-- Begin --
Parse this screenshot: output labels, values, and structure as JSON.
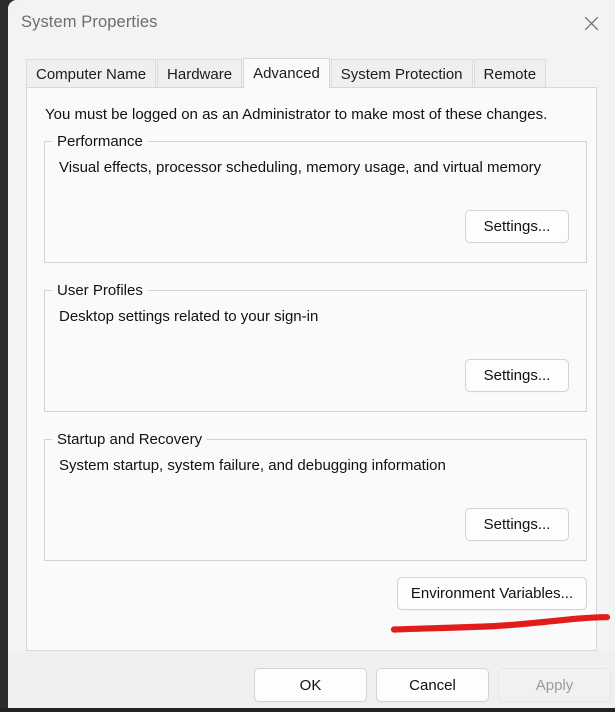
{
  "window": {
    "title": "System Properties",
    "close_icon": "close-icon"
  },
  "tabs": [
    {
      "label": "Computer Name",
      "active": false
    },
    {
      "label": "Hardware",
      "active": false
    },
    {
      "label": "Advanced",
      "active": true
    },
    {
      "label": "System Protection",
      "active": false
    },
    {
      "label": "Remote",
      "active": false
    }
  ],
  "panel": {
    "admin_notice": "You must be logged on as an Administrator to make most of these changes.",
    "groups": [
      {
        "legend": "Performance",
        "description": "Visual effects, processor scheduling, memory usage, and virtual memory",
        "button": "Settings..."
      },
      {
        "legend": "User Profiles",
        "description": "Desktop settings related to your sign-in",
        "button": "Settings..."
      },
      {
        "legend": "Startup and Recovery",
        "description": "System startup, system failure, and debugging information",
        "button": "Settings..."
      }
    ],
    "environment_variables_button": "Environment Variables..."
  },
  "annotation": {
    "type": "hand-drawn-underline",
    "color": "#e21b1b",
    "target": "Environment Variables..."
  },
  "footer": {
    "ok": "OK",
    "cancel": "Cancel",
    "apply": "Apply",
    "apply_disabled": true
  },
  "colors": {
    "desktop": "#2c2c2c",
    "window_bg": "#f3f3f3",
    "panel_bg": "#fafafa",
    "footer_bg": "#f0f0f0",
    "title_text": "#6d6d6d",
    "body_text": "#111111",
    "disabled_text": "#9b9b9b",
    "border": "#d2d2d2",
    "annotation_red": "#e21b1b"
  }
}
-- End --
What the task requires: How many lines of these entries contain "description"? Answer with the number and nothing else.

Expected answer: 3